Task to complete: Keep only the lines of the listing that include the word "path", and copy them.

Data to process:
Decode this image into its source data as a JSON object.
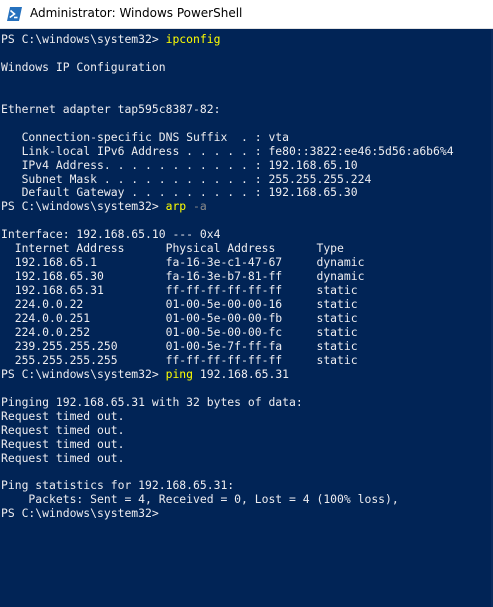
{
  "window": {
    "title": "Administrator: Windows PowerShell",
    "icon": "powershell-icon"
  },
  "colors": {
    "background": "#012456",
    "text": "#eeedf0",
    "command": "#ffff00",
    "parameter": "#8a8a8a"
  },
  "console": {
    "lines": [
      {
        "prompt": "PS C:\\windows\\system32> ",
        "cmd": "ipconfig"
      },
      {
        "text": ""
      },
      {
        "text": "Windows IP Configuration"
      },
      {
        "text": ""
      },
      {
        "text": ""
      },
      {
        "text": "Ethernet adapter tap595c8387-82:"
      },
      {
        "text": ""
      },
      {
        "text": "   Connection-specific DNS Suffix  . : vta"
      },
      {
        "text": "   Link-local IPv6 Address . . . . . : fe80::3822:ee46:5d56:a6b6%4"
      },
      {
        "text": "   IPv4 Address. . . . . . . . . . . : 192.168.65.10"
      },
      {
        "text": "   Subnet Mask . . . . . . . . . . . : 255.255.255.224"
      },
      {
        "text": "   Default Gateway . . . . . . . . . : 192.168.65.30"
      },
      {
        "prompt": "PS C:\\windows\\system32> ",
        "cmd": "arp",
        "param": " -a"
      },
      {
        "text": ""
      },
      {
        "text": "Interface: 192.168.65.10 --- 0x4"
      },
      {
        "text": "  Internet Address      Physical Address      Type"
      },
      {
        "text": "  192.168.65.1          fa-16-3e-c1-47-67     dynamic"
      },
      {
        "text": "  192.168.65.30         fa-16-3e-b7-81-ff     dynamic"
      },
      {
        "text": "  192.168.65.31         ff-ff-ff-ff-ff-ff     static"
      },
      {
        "text": "  224.0.0.22            01-00-5e-00-00-16     static"
      },
      {
        "text": "  224.0.0.251           01-00-5e-00-00-fb     static"
      },
      {
        "text": "  224.0.0.252           01-00-5e-00-00-fc     static"
      },
      {
        "text": "  239.255.255.250       01-00-5e-7f-ff-fa     static"
      },
      {
        "text": "  255.255.255.255       ff-ff-ff-ff-ff-ff     static"
      },
      {
        "prompt": "PS C:\\windows\\system32> ",
        "cmd": "ping",
        "arg": " 192.168.65.31"
      },
      {
        "text": ""
      },
      {
        "text": "Pinging 192.168.65.31 with 32 bytes of data:"
      },
      {
        "text": "Request timed out."
      },
      {
        "text": "Request timed out."
      },
      {
        "text": "Request timed out."
      },
      {
        "text": "Request timed out."
      },
      {
        "text": ""
      },
      {
        "text": "Ping statistics for 192.168.65.31:"
      },
      {
        "text": "    Packets: Sent = 4, Received = 0, Lost = 4 (100% loss),"
      },
      {
        "prompt": "PS C:\\windows\\system32> ",
        "text": ""
      }
    ]
  }
}
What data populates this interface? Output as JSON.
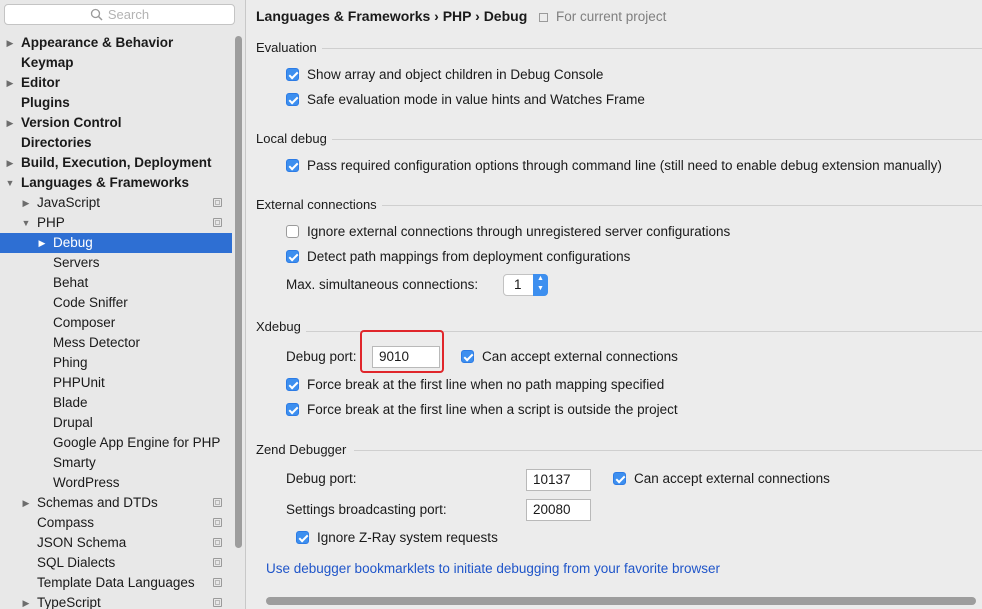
{
  "search": {
    "placeholder": "Search"
  },
  "tree": [
    {
      "label": "Appearance & Behavior",
      "arrow": "▶",
      "bold": true
    },
    {
      "label": "Keymap",
      "bold": true
    },
    {
      "label": "Editor",
      "arrow": "▶",
      "bold": true
    },
    {
      "label": "Plugins",
      "bold": true
    },
    {
      "label": "Version Control",
      "arrow": "▶",
      "bold": true
    },
    {
      "label": "Directories",
      "bold": true
    },
    {
      "label": "Build, Execution, Deployment",
      "arrow": "▶",
      "bold": true
    },
    {
      "label": "Languages & Frameworks",
      "arrow": "▼",
      "bold": true
    },
    {
      "label": "JavaScript",
      "arrow": "▶",
      "project": true
    },
    {
      "label": "PHP",
      "arrow": "▼",
      "project": true
    },
    {
      "label": "Debug",
      "arrow": "▶",
      "selected": true
    },
    {
      "label": "Servers"
    },
    {
      "label": "Behat"
    },
    {
      "label": "Code Sniffer"
    },
    {
      "label": "Composer"
    },
    {
      "label": "Mess Detector"
    },
    {
      "label": "Phing"
    },
    {
      "label": "PHPUnit"
    },
    {
      "label": "Blade"
    },
    {
      "label": "Drupal"
    },
    {
      "label": "Google App Engine for PHP"
    },
    {
      "label": "Smarty"
    },
    {
      "label": "WordPress"
    },
    {
      "label": "Schemas and DTDs",
      "arrow": "▶",
      "project": true
    },
    {
      "label": "Compass",
      "project": true
    },
    {
      "label": "JSON Schema",
      "project": true
    },
    {
      "label": "SQL Dialects",
      "project": true
    },
    {
      "label": "Template Data Languages",
      "project": true
    },
    {
      "label": "TypeScript",
      "arrow": "▶",
      "project": true
    }
  ],
  "breadcrumb": {
    "path": "Languages & Frameworks › PHP › Debug",
    "note": "For current project"
  },
  "evaluation": {
    "title": "Evaluation",
    "show_children": "Show array and object children in Debug Console",
    "safe_mode": "Safe evaluation mode in value hints and Watches Frame"
  },
  "local_debug": {
    "title": "Local debug",
    "pass_options": "Pass required configuration options through command line (still need to enable debug extension manually)"
  },
  "external": {
    "title": "External connections",
    "ignore": "Ignore external connections through unregistered server configurations",
    "detect": "Detect path mappings from deployment configurations",
    "max_label": "Max. simultaneous connections:",
    "max_value": "1"
  },
  "xdebug": {
    "title": "Xdebug",
    "port_label": "Debug port:",
    "port_value": "9010",
    "accept_external": "Can accept external connections",
    "force_no_mapping": "Force break at the first line when no path mapping specified",
    "force_outside": "Force break at the first line when a script is outside the project"
  },
  "zend": {
    "title": "Zend Debugger",
    "port_label": "Debug port:",
    "port_value": "10137",
    "accept_external": "Can accept external connections",
    "broadcast_label": "Settings broadcasting port:",
    "broadcast_value": "20080",
    "ignore_zray": "Ignore Z-Ray system requests"
  },
  "link": "Use debugger bookmarklets to initiate debugging from your favorite browser",
  "colors": {
    "accent": "#3d8fef",
    "selection": "#2e6fd3",
    "highlight_border": "#e0262b",
    "link": "#1f55c9"
  }
}
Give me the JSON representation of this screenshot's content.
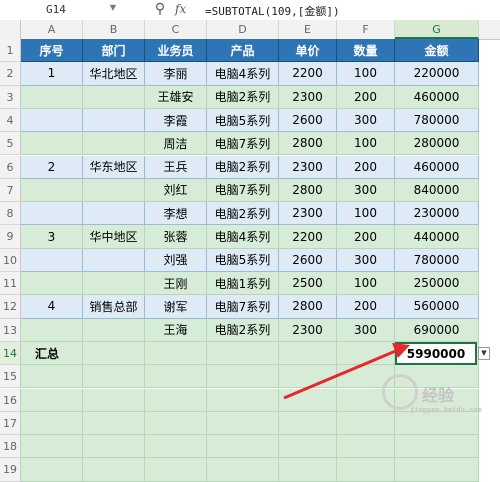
{
  "formula_bar": {
    "name_box": "G14",
    "formula": "=SUBTOTAL(109,[金额])",
    "zoom_icon": "magnifier-icon",
    "fx_icon": "fx-icon"
  },
  "columns": [
    "A",
    "B",
    "C",
    "D",
    "E",
    "F",
    "G"
  ],
  "selected_column": "G",
  "rows": [
    "1",
    "2",
    "3",
    "4",
    "5",
    "6",
    "7",
    "8",
    "9",
    "10",
    "11",
    "12",
    "13",
    "14",
    "15",
    "16",
    "17",
    "18",
    "19"
  ],
  "selected_row": "14",
  "table": {
    "headers": [
      "序号",
      "部门",
      "业务员",
      "产品",
      "单价",
      "数量",
      "金额"
    ],
    "records": [
      {
        "no": "1",
        "dept": "华北地区",
        "person": "李丽",
        "product": "电脑4系列",
        "price": "2200",
        "qty": "100",
        "amount": "220000"
      },
      {
        "no": "",
        "dept": "",
        "person": "王雄安",
        "product": "电脑2系列",
        "price": "2300",
        "qty": "200",
        "amount": "460000"
      },
      {
        "no": "",
        "dept": "",
        "person": "李霞",
        "product": "电脑5系列",
        "price": "2600",
        "qty": "300",
        "amount": "780000"
      },
      {
        "no": "",
        "dept": "",
        "person": "周洁",
        "product": "电脑7系列",
        "price": "2800",
        "qty": "100",
        "amount": "280000"
      },
      {
        "no": "2",
        "dept": "华东地区",
        "person": "王兵",
        "product": "电脑2系列",
        "price": "2300",
        "qty": "200",
        "amount": "460000"
      },
      {
        "no": "",
        "dept": "",
        "person": "刘红",
        "product": "电脑7系列",
        "price": "2800",
        "qty": "300",
        "amount": "840000"
      },
      {
        "no": "",
        "dept": "",
        "person": "李想",
        "product": "电脑2系列",
        "price": "2300",
        "qty": "100",
        "amount": "230000"
      },
      {
        "no": "3",
        "dept": "华中地区",
        "person": "张蓉",
        "product": "电脑4系列",
        "price": "2200",
        "qty": "200",
        "amount": "440000"
      },
      {
        "no": "",
        "dept": "",
        "person": "刘强",
        "product": "电脑5系列",
        "price": "2600",
        "qty": "300",
        "amount": "780000"
      },
      {
        "no": "",
        "dept": "",
        "person": "王刚",
        "product": "电脑1系列",
        "price": "2500",
        "qty": "100",
        "amount": "250000"
      },
      {
        "no": "4",
        "dept": "销售总部",
        "person": "谢军",
        "product": "电脑7系列",
        "price": "2800",
        "qty": "200",
        "amount": "560000"
      },
      {
        "no": "",
        "dept": "",
        "person": "王海",
        "product": "电脑2系列",
        "price": "2300",
        "qty": "300",
        "amount": "690000"
      }
    ],
    "total_label": "汇总",
    "total_amount": "5990000"
  },
  "colors": {
    "header_bg": "#2e75b6",
    "band_blue": "#deebf7",
    "band_green": "#d6ecd6",
    "selection": "#217346",
    "arrow": "#e8262b"
  },
  "watermark": {
    "text": "经验",
    "url": "jingyan.baidu.com"
  }
}
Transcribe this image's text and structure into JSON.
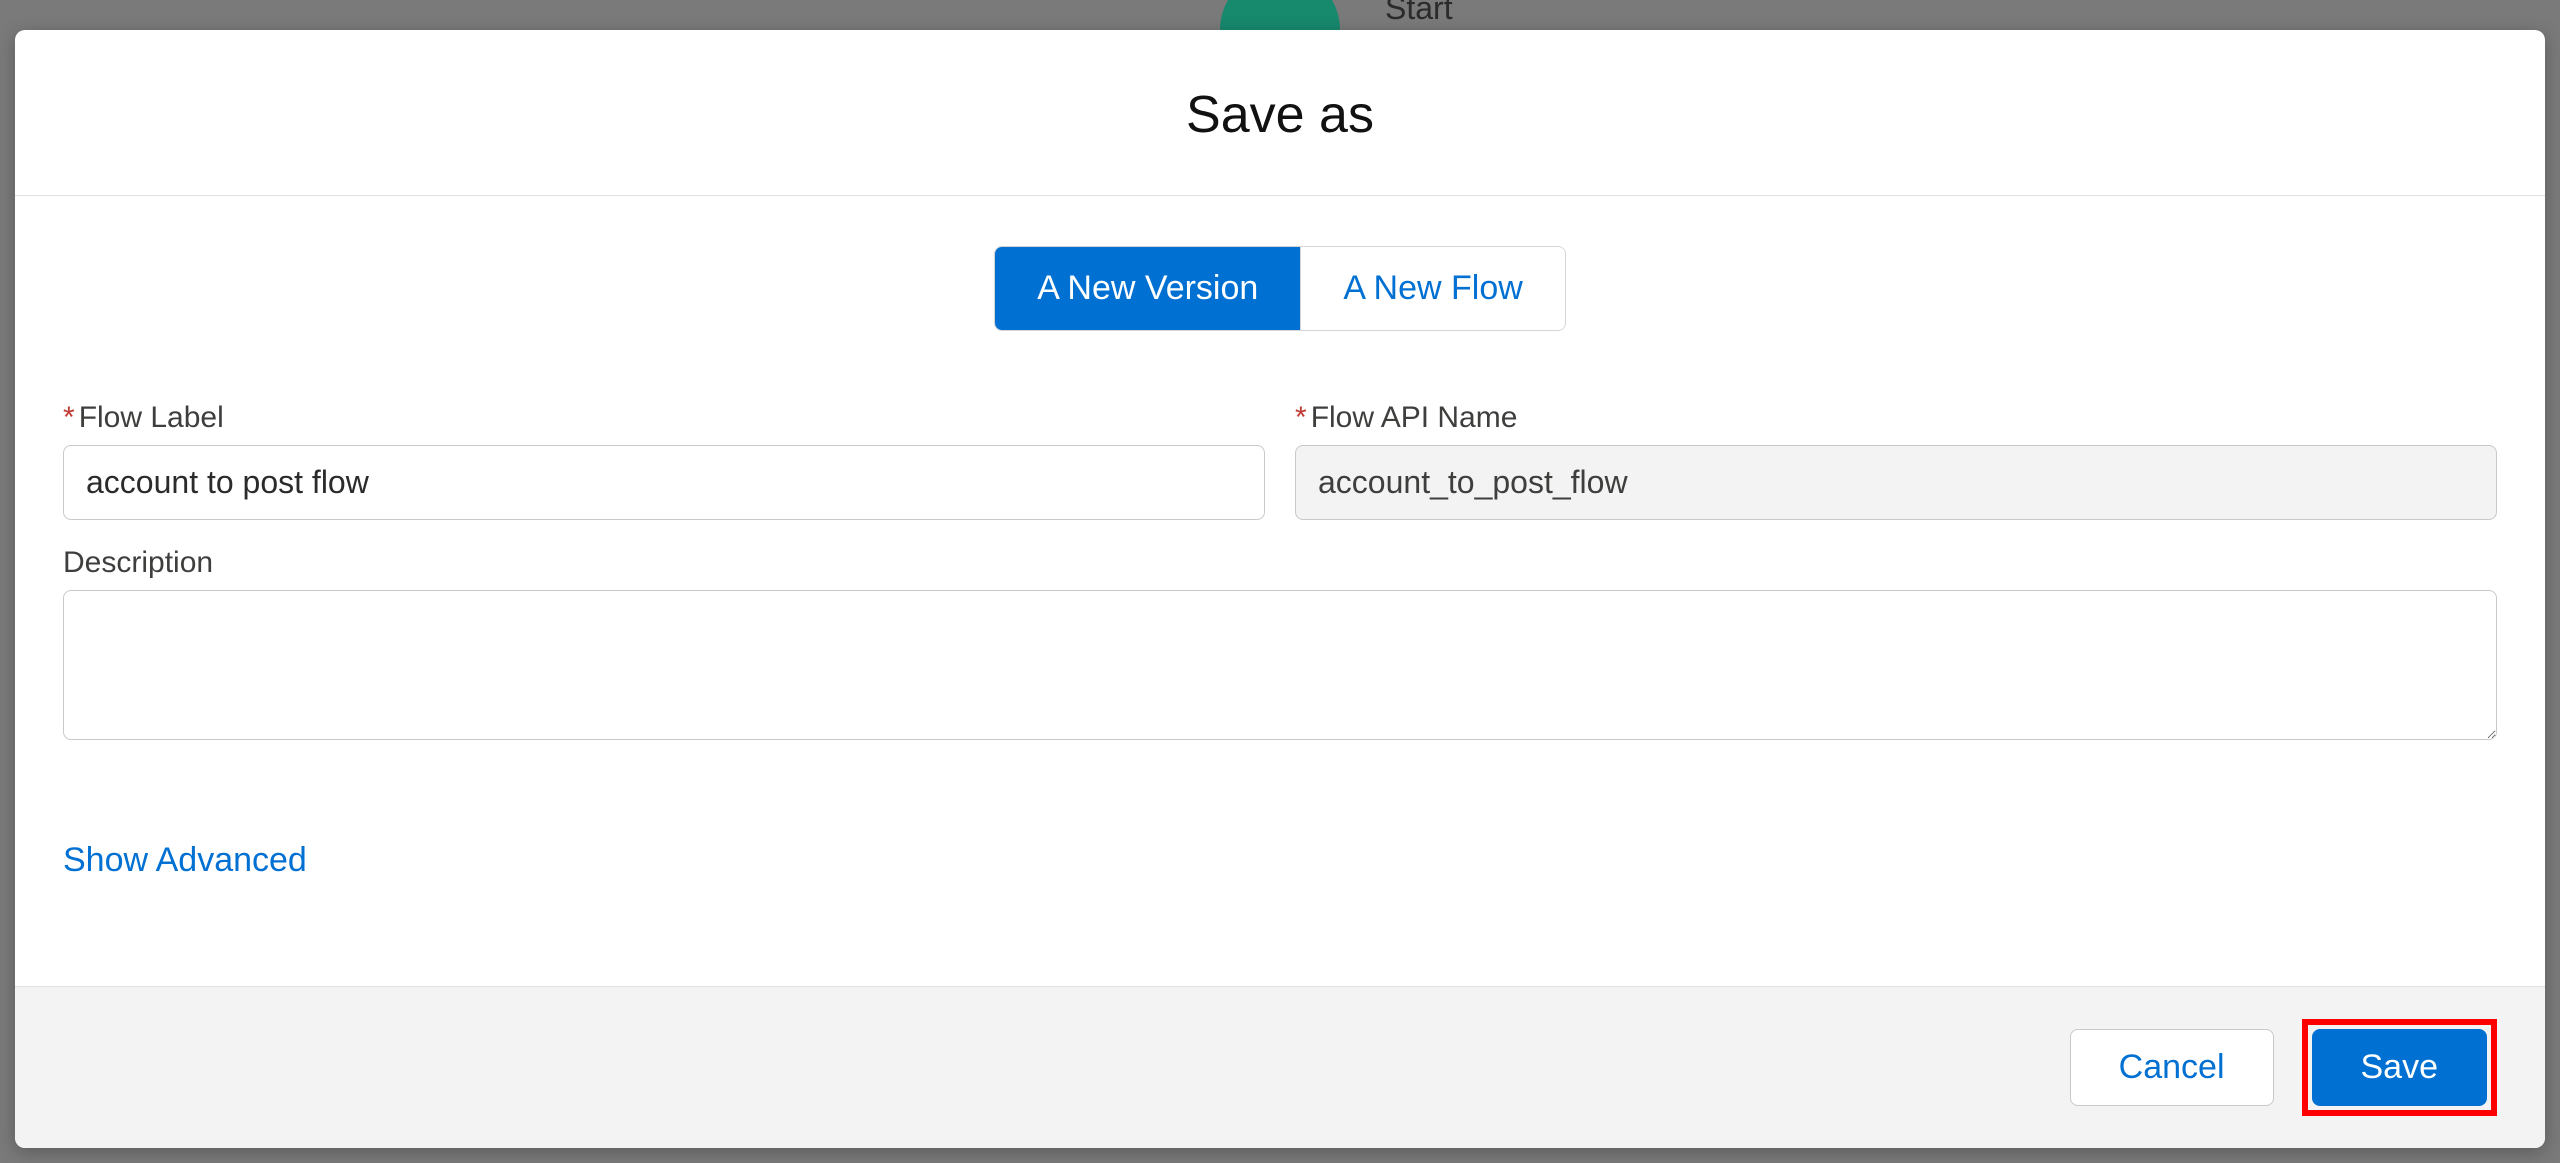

Solved exercise:
    "path": "Languages & Frameworks › PHP › Debug",
    "detect": "Detect path mappings from deployment configurations",
    "force_no_mapping": "Force break at the first line when no path mapping specified",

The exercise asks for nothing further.